● Provided data:
## start
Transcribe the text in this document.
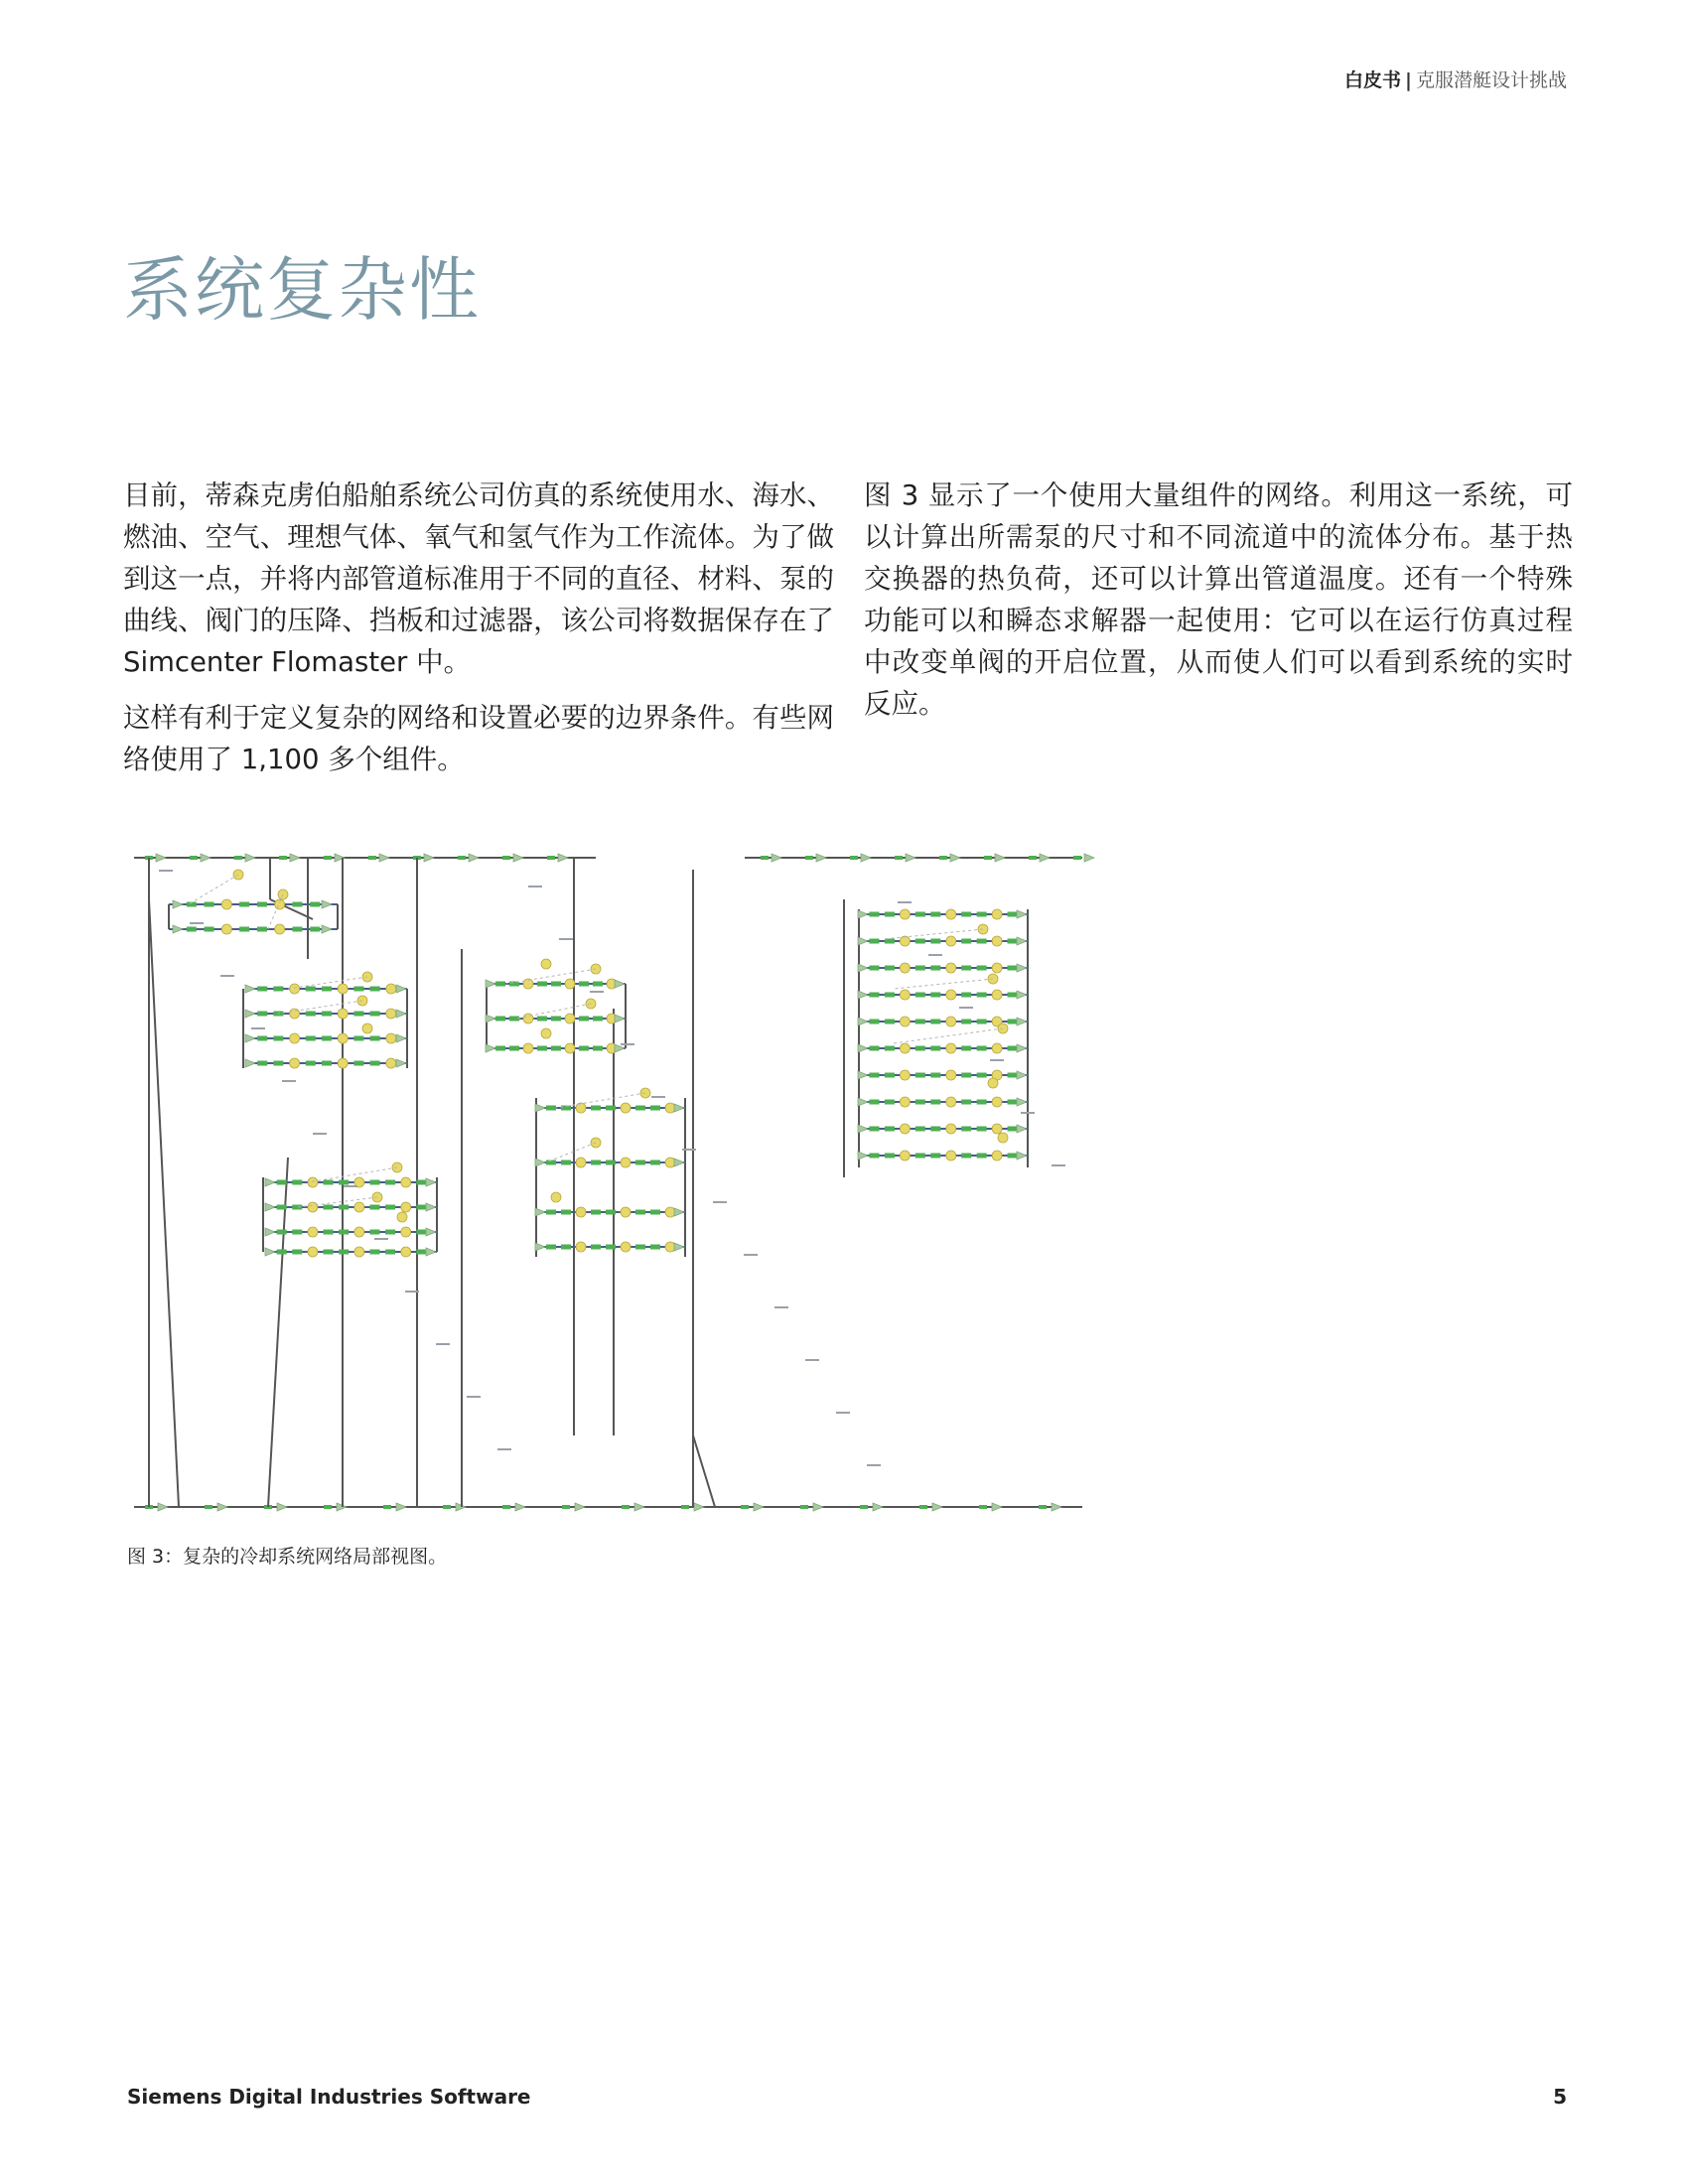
白皮书 | 克服潜艇设计挑战
系统复杂性

目前，蒂森克虏伯船舶系统公司仿真的系统使用水、海水、燃油、空气、理想气体、氧气和氢气作为工作流体。为了做到这一点，并将内部管道标准用于不同的直径、材料、泵的曲线、阀门的压降、挡板和过滤器，该公司将数据保存在了 Simcenter Flomaster 中。

这样有利于定义复杂的网络和设置必要的边界条件。有些网络使用了 1,100 多个组件。

图 3 显示了一个使用大量组件的网络。利用这一系统，可以计算出所需泵的尺寸和不同流道中的流体分布。基于热交换器的热负荷，还可以计算出管道温度。还有一个特殊功能可以和瞬态求解器一起使用：它可以在运行仿真过程中改变单阀的开启位置，从而使人们可以看到系统的实时反应。

图 3：复杂的冷却系统网络局部视图。
Siemens Digital Industries Software	5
## end
Leave images out of the retyped records; keep all else exact.

● Solution:
Transcribe the text in this document.
白皮书 | 克服潜艇设计挑战
系统复杂性

目前，蒂森克虏伯船舶系统公司仿真的系统使用水、海水、燃油、空气、理想气体、氧气和氢气作为工作流体。为了做到这一点，并将内部管道标准用于不同的直径、材料、泵的曲线、阀门的压降、挡板和过滤器，该公司将数据保存在了 Simcenter Flomaster 中。

这样有利于定义复杂的网络和设置必要的边界条件。有些网络使用了 1,100 多个组件。

图 3 显示了一个使用大量组件的网络。利用这一系统，可以计算出所需泵的尺寸和不同流道中的流体分布。基于热交换器的热负荷，还可以计算出管道温度。还有一个特殊功能可以和瞬态求解器一起使用：它可以在运行仿真过程中改变单阀的开启位置，从而使人们可以看到系统的实时反应。

图 3：复杂的冷却系统网络局部视图。
Siemens Digital Industries Software	5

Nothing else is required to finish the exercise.